# start of SUPPLIED MATERIAL
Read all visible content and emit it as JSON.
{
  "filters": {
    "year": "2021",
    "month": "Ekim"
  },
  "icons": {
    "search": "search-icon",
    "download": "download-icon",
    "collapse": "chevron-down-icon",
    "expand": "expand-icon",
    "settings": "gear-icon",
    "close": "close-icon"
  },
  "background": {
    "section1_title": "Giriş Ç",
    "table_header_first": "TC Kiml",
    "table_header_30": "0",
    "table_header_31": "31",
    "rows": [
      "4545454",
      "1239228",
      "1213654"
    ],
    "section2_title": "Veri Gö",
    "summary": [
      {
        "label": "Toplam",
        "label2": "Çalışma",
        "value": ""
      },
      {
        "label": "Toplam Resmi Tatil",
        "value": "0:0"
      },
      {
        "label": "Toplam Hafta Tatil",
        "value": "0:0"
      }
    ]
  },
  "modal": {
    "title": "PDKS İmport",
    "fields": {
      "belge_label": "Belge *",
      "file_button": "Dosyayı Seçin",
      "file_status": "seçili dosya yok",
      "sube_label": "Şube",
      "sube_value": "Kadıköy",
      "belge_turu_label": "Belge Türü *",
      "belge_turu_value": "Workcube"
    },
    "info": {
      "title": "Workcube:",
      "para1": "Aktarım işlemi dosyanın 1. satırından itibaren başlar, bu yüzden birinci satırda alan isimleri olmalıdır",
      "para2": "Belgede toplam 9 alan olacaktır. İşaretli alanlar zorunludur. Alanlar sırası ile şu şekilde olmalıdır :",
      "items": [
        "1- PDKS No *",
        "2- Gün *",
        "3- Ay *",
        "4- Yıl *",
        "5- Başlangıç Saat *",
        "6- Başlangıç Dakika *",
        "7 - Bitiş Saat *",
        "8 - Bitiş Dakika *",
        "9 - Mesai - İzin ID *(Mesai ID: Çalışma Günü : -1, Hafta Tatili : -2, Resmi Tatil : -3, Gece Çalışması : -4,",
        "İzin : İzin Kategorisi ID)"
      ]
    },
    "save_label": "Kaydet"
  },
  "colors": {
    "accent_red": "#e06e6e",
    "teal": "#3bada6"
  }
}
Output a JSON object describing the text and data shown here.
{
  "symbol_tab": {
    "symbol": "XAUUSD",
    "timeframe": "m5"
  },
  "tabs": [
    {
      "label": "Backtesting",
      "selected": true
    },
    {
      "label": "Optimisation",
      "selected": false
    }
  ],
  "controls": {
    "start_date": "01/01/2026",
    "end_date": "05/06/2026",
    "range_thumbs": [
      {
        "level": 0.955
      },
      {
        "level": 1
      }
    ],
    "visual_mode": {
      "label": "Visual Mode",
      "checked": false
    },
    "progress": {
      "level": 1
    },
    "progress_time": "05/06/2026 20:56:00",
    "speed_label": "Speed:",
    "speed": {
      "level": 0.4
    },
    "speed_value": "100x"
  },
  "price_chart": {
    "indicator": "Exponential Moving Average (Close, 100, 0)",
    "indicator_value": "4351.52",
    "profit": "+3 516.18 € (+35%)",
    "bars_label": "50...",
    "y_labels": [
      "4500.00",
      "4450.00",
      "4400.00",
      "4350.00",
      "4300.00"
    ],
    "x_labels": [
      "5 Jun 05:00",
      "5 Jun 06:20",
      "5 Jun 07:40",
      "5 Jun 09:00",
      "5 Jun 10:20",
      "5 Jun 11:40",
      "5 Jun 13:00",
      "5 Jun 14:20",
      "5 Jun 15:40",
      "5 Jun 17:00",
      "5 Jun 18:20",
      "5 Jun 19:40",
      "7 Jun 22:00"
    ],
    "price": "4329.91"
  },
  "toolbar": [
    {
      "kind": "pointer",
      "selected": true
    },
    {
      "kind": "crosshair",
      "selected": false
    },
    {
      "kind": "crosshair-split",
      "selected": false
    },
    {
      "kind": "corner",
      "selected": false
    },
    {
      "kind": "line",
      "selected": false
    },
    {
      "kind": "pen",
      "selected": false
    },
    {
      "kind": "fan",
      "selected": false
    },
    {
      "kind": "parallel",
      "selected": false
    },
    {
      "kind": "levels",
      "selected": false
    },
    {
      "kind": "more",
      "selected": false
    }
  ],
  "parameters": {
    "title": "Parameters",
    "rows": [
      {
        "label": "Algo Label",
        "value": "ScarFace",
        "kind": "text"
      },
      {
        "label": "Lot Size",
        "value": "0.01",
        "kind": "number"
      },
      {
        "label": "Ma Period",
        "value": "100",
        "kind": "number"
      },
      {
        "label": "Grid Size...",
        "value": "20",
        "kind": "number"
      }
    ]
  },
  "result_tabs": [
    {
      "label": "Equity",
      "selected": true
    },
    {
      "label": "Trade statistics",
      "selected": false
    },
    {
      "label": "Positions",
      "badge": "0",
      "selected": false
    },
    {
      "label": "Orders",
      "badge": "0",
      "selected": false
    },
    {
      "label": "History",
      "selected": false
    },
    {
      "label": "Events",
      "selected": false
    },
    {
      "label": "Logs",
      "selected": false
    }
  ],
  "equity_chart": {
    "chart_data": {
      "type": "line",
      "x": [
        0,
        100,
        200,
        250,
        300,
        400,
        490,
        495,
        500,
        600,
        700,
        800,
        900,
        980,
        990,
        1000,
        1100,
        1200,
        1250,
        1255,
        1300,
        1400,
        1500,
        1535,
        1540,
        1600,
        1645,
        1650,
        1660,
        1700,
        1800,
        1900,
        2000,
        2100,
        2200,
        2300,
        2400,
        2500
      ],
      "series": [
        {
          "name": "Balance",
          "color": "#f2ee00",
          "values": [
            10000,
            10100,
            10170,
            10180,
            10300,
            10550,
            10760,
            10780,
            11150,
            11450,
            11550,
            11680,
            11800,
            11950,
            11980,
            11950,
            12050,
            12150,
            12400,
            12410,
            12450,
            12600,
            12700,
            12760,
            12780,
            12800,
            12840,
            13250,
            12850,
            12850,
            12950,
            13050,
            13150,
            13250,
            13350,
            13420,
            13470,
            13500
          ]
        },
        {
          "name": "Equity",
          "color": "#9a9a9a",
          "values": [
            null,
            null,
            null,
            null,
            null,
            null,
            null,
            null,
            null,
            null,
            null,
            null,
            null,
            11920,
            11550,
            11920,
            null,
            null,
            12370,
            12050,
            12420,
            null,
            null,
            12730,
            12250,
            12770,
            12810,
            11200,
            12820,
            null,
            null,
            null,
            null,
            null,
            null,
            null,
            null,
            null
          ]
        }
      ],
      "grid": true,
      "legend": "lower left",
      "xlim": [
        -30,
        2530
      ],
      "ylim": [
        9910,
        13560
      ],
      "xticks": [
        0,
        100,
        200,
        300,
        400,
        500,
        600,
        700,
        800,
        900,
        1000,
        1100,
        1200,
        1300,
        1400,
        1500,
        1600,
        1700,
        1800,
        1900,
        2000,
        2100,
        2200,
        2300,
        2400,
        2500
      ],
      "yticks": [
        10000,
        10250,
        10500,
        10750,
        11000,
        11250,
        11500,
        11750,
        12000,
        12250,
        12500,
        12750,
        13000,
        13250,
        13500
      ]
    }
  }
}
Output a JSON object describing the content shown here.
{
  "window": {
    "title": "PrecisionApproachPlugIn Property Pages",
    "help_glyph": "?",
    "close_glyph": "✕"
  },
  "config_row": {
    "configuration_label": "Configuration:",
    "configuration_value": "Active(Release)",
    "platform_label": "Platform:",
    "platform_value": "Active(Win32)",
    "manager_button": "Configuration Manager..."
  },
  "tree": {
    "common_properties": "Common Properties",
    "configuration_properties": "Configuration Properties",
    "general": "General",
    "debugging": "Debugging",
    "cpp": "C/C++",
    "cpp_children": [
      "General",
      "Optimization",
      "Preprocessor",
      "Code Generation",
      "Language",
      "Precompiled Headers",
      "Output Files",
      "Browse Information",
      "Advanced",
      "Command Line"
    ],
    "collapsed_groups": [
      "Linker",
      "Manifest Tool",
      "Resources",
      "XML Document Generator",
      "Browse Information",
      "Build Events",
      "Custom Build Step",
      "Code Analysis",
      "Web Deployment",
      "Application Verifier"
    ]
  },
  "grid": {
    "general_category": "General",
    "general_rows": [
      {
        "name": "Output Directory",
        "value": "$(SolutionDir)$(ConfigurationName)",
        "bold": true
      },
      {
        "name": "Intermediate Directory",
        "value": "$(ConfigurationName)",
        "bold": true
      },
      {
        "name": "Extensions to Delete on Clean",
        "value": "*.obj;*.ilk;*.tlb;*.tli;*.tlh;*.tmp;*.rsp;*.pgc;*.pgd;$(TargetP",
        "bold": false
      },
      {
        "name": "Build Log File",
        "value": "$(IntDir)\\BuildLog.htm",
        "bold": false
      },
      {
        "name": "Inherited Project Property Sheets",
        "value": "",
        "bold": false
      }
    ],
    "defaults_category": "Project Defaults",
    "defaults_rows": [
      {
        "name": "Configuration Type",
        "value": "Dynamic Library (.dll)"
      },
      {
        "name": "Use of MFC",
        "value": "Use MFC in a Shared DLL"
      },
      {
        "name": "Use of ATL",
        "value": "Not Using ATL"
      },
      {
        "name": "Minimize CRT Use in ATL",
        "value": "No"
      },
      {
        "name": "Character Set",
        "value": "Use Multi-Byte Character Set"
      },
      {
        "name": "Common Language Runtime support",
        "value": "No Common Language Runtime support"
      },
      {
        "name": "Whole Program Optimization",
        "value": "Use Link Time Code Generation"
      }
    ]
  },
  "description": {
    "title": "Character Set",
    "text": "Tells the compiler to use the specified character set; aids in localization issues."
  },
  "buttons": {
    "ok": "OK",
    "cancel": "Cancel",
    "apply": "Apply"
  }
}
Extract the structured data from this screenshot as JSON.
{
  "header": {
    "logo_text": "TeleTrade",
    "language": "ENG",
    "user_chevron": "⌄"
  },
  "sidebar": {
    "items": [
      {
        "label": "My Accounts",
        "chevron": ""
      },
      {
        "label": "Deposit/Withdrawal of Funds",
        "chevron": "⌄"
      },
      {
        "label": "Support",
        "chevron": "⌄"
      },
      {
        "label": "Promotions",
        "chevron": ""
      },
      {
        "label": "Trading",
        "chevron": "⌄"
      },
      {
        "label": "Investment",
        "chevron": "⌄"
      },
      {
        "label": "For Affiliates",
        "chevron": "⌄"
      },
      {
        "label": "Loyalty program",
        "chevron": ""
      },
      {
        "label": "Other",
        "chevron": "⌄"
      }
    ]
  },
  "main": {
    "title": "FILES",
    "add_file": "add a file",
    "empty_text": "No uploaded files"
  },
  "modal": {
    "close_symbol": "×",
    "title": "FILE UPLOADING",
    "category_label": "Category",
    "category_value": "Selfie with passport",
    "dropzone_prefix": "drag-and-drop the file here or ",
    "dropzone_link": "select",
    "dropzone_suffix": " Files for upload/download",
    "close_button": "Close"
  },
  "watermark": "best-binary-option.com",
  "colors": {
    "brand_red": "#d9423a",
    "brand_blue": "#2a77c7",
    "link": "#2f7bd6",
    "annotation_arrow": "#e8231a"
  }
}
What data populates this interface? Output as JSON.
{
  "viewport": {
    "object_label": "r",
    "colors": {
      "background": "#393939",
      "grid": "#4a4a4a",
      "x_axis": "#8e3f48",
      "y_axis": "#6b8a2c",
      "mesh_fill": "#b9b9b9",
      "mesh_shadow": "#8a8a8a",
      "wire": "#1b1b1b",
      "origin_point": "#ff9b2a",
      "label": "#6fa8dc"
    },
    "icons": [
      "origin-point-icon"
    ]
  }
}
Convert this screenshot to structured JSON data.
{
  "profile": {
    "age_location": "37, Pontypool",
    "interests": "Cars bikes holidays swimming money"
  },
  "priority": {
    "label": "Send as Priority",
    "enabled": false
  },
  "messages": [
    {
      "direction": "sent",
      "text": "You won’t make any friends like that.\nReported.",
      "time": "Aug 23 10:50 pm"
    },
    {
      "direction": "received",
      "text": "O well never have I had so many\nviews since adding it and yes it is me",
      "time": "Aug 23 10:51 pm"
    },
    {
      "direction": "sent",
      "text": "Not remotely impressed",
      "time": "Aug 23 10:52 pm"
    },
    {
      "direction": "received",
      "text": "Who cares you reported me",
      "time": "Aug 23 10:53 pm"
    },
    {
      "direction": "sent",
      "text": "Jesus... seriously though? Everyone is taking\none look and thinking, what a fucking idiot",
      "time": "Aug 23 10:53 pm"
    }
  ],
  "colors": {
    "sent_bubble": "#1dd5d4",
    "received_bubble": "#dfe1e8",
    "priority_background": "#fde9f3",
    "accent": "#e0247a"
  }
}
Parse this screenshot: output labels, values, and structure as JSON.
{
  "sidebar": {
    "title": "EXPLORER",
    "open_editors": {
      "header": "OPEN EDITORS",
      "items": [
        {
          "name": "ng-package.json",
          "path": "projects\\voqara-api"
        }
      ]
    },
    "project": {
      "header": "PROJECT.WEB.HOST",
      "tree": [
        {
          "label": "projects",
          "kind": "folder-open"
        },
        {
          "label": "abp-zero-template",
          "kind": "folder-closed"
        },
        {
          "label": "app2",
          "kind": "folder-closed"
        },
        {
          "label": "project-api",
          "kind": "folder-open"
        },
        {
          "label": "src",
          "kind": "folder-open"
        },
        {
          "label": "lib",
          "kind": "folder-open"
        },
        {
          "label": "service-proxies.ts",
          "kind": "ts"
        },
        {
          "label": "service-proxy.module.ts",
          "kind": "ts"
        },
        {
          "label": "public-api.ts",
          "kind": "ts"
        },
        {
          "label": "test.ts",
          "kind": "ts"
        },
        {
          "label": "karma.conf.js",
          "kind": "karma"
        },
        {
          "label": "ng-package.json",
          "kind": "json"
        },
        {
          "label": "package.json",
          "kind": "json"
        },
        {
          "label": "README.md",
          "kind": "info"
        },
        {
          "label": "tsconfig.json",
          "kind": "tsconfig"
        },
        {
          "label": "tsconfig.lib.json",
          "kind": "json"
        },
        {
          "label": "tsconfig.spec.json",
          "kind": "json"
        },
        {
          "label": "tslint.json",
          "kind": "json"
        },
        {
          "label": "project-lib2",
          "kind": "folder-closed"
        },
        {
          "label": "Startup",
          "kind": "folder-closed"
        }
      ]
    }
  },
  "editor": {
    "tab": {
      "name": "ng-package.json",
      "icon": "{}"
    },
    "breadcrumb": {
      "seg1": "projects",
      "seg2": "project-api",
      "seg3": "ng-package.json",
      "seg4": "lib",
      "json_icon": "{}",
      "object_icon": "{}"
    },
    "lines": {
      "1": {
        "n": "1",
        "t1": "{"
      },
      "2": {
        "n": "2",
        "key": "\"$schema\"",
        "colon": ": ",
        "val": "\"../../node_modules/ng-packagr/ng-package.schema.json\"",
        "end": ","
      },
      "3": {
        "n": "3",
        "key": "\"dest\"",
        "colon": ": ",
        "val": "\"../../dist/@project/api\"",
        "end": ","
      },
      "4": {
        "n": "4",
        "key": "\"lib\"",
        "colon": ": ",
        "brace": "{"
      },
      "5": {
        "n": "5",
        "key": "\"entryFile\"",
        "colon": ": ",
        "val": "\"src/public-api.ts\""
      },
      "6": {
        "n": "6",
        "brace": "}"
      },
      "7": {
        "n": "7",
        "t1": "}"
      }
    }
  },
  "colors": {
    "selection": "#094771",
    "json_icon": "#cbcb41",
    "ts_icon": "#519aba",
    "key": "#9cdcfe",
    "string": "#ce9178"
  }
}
# end of SUPPLIED MATERIAL
◆ GOAL
Look through the data and show every line containing "crosshair".

◆ EXERCISE SOLUTION
      "kind": "crosshair",
      "kind": "crosshair-split",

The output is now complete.